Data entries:
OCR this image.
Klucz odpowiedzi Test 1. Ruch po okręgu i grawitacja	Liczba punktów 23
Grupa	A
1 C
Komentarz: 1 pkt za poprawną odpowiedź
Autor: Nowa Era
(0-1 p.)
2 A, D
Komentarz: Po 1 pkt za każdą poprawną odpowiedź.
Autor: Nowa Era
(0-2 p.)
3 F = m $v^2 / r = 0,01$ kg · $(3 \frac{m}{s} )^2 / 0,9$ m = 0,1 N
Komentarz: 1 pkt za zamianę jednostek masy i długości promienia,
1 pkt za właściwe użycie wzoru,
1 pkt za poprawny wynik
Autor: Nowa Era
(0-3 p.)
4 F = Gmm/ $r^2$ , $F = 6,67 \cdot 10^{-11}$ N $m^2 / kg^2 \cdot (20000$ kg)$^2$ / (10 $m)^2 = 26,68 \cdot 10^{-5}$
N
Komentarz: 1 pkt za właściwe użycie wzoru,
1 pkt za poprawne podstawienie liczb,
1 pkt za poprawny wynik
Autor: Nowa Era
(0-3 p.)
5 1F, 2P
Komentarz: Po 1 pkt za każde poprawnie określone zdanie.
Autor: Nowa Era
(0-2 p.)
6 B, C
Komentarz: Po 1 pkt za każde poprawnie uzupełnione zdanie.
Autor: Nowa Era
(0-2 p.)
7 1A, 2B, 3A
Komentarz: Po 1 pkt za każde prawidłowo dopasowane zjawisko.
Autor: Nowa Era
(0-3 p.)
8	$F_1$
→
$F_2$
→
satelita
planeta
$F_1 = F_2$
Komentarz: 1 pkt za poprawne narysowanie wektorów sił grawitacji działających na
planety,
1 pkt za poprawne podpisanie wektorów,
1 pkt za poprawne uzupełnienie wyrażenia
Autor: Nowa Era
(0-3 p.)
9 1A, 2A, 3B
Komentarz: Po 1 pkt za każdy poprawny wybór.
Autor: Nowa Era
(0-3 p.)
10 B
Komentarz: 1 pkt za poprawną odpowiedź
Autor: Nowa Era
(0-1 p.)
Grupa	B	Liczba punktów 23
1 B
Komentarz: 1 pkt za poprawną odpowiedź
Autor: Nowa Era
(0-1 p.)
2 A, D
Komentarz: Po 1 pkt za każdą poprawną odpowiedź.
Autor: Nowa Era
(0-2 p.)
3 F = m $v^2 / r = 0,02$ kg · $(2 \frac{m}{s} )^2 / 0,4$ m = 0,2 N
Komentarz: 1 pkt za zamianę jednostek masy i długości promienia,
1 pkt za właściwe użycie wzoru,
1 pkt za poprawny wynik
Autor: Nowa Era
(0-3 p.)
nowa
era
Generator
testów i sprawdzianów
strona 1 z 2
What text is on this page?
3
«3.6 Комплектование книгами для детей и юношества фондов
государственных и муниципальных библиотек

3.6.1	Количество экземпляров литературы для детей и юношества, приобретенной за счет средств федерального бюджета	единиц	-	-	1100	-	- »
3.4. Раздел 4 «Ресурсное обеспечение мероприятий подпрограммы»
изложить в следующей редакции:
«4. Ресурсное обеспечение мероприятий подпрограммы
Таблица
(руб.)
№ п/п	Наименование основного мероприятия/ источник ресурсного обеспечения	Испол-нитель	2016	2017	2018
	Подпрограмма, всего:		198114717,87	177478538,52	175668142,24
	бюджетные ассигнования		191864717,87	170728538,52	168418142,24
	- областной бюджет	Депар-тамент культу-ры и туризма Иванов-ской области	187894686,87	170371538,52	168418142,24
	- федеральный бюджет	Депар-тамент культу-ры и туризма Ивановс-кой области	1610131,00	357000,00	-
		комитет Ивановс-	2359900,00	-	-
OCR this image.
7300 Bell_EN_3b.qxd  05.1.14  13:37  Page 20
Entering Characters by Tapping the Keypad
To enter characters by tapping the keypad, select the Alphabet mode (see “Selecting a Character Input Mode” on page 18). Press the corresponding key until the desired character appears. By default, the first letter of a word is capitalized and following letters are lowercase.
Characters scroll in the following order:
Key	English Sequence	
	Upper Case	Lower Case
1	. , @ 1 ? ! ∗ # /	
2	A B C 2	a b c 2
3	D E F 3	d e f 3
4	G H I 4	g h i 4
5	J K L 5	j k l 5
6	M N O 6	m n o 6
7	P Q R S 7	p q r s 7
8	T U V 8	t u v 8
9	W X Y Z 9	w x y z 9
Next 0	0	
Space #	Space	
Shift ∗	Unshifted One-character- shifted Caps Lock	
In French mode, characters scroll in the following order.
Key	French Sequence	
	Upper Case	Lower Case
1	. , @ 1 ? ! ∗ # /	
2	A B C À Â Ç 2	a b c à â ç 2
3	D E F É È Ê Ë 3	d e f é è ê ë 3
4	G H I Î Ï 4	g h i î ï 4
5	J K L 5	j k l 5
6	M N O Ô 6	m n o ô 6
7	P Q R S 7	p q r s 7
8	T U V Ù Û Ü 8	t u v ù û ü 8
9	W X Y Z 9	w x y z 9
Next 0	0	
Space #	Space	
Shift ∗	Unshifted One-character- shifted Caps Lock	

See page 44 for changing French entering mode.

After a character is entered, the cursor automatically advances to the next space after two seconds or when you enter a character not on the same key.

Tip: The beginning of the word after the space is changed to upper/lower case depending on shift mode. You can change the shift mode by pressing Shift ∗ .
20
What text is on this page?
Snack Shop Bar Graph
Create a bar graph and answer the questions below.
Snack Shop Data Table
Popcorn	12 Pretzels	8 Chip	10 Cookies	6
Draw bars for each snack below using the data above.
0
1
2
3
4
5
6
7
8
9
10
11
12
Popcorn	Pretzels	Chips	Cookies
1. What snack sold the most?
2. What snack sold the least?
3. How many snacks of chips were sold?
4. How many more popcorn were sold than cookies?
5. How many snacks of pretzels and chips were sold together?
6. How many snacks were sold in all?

- TASK GOAL
Give back the whole listing exactly as it reads.

- TASK RESULT
OCR this image.
Klucz odpowiedzi Test 1. Ruch po okręgu i grawitacja	Liczba punktów 23
Grupa	A
1 C
Komentarz: 1 pkt za poprawną odpowiedź
Autor: Nowa Era
(0-1 p.)
2 A, D
Komentarz: Po 1 pkt za każdą poprawną odpowiedź.
Autor: Nowa Era
(0-2 p.)
3 F = m $v^2 / r = 0,01$ kg · $(3 \frac{m}{s} )^2 / 0,9$ m = 0,1 N
Komentarz: 1 pkt za zamianę jednostek masy i długości promienia,
1 pkt za właściwe użycie wzoru,
1 pkt za poprawny wynik
Autor: Nowa Era
(0-3 p.)
4 F = Gmm/ $r^2$ , $F = 6,67 \cdot 10^{-11}$ N $m^2 / kg^2 \cdot (20000$ kg)$^2$ / (10 $m)^2 = 26,68 \cdot 10^{-5}$
N
Komentarz: 1 pkt za właściwe użycie wzoru,
1 pkt za poprawne podstawienie liczb,
1 pkt za poprawny wynik
Autor: Nowa Era
(0-3 p.)
5 1F, 2P
Komentarz: Po 1 pkt za każde poprawnie określone zdanie.
Autor: Nowa Era
(0-2 p.)
6 B, C
Komentarz: Po 1 pkt za każde poprawnie uzupełnione zdanie.
Autor: Nowa Era
(0-2 p.)
7 1A, 2B, 3A
Komentarz: Po 1 pkt za każde prawidłowo dopasowane zjawisko.
Autor: Nowa Era
(0-3 p.)
8	$F_1$
→
$F_2$
→
satelita
planeta
$F_1 = F_2$
Komentarz: 1 pkt za poprawne narysowanie wektorów sił grawitacji działających na
planety,
1 pkt za poprawne podpisanie wektorów,
1 pkt za poprawne uzupełnienie wyrażenia
Autor: Nowa Era
(0-3 p.)
9 1A, 2A, 3B
Komentarz: Po 1 pkt za każdy poprawny wybór.
Autor: Nowa Era
(0-3 p.)
10 B
Komentarz: 1 pkt za poprawną odpowiedź
Autor: Nowa Era
(0-1 p.)
Grupa	B	Liczba punktów 23
1 B
Komentarz: 1 pkt za poprawną odpowiedź
Autor: Nowa Era
(0-1 p.)
2 A, D
Komentarz: Po 1 pkt za każdą poprawną odpowiedź.
Autor: Nowa Era
(0-2 p.)
3 F = m $v^2 / r = 0,02$ kg · $(2 \frac{m}{s} )^2 / 0,4$ m = 0,2 N
Komentarz: 1 pkt za zamianę jednostek masy i długości promienia,
1 pkt za właściwe użycie wzoru,
1 pkt za poprawny wynik
Autor: Nowa Era
(0-3 p.)
nowa
era
Generator
testów i sprawdzianów
strona 1 z 2
What text is on this page?
3
«3.6 Комплектование книгами для детей и юношества фондов
государственных и муниципальных библиотек

3.6.1	Количество экземпляров литературы для детей и юношества, приобретенной за счет средств федерального бюджета	единиц	-	-	1100	-	- »
3.4. Раздел 4 «Ресурсное обеспечение мероприятий подпрограммы»
изложить в следующей редакции:
«4. Ресурсное обеспечение мероприятий подпрограммы
Таблица
(руб.)
№ п/п	Наименование основного мероприятия/ источник ресурсного обеспечения	Испол-нитель	2016	2017	2018
	Подпрограмма, всего:		198114717,87	177478538,52	175668142,24
	бюджетные ассигнования		191864717,87	170728538,52	168418142,24
	- областной бюджет	Депар-тамент культу-ры и туризма Иванов-ской области	187894686,87	170371538,52	168418142,24
	- федеральный бюджет	Депар-тамент культу-ры и туризма Ивановс-кой области	1610131,00	357000,00	-
		комитет Ивановс-	2359900,00	-	-
OCR this image.
7300 Bell_EN_3b.qxd  05.1.14  13:37  Page 20
Entering Characters by Tapping the Keypad
To enter characters by tapping the keypad, select the Alphabet mode (see “Selecting a Character Input Mode” on page 18). Press the corresponding key until the desired character appears. By default, the first letter of a word is capitalized and following letters are lowercase.
Characters scroll in the following order:
Key	English Sequence	
	Upper Case	Lower Case
1	. , @ 1 ? ! ∗ # /	
2	A B C 2	a b c 2
3	D E F 3	d e f 3
4	G H I 4	g h i 4
5	J K L 5	j k l 5
6	M N O 6	m n o 6
7	P Q R S 7	p q r s 7
8	T U V 8	t u v 8
9	W X Y Z 9	w x y z 9
Next 0	0	
Space #	Space	
Shift ∗	Unshifted One-character- shifted Caps Lock	
In French mode, characters scroll in the following order.
Key	French Sequence	
	Upper Case	Lower Case
1	. , @ 1 ? ! ∗ # /	
2	A B C À Â Ç 2	a b c à â ç 2
3	D E F É È Ê Ë 3	d e f é è ê ë 3
4	G H I Î Ï 4	g h i î ï 4
5	J K L 5	j k l 5
6	M N O Ô 6	m n o ô 6
7	P Q R S 7	p q r s 7
8	T U V Ù Û Ü 8	t u v ù û ü 8
9	W X Y Z 9	w x y z 9
Next 0	0	
Space #	Space	
Shift ∗	Unshifted One-character- shifted Caps Lock	

See page 44 for changing French entering mode.

After a character is entered, the cursor automatically advances to the next space after two seconds or when you enter a character not on the same key.

Tip: The beginning of the word after the space is changed to upper/lower case depending on shift mode. You can change the shift mode by pressing Shift ∗ .
20
What text is on this page?
Snack Shop Bar Graph
Create a bar graph and answer the questions below.
Snack Shop Data Table
Popcorn	12 Pretzels	8 Chip	10 Cookies	6
Draw bars for each snack below using the data above.
0
1
2
3
4
5
6
7
8
9
10
11
12
Popcorn	Pretzels	Chips	Cookies
1. What snack sold the most?
2. What snack sold the least?
3. How many snacks of chips were sold?
4. How many more popcorn were sold than cookies?
5. How many snacks of pretzels and chips were sold together?
6. How many snacks were sold in all?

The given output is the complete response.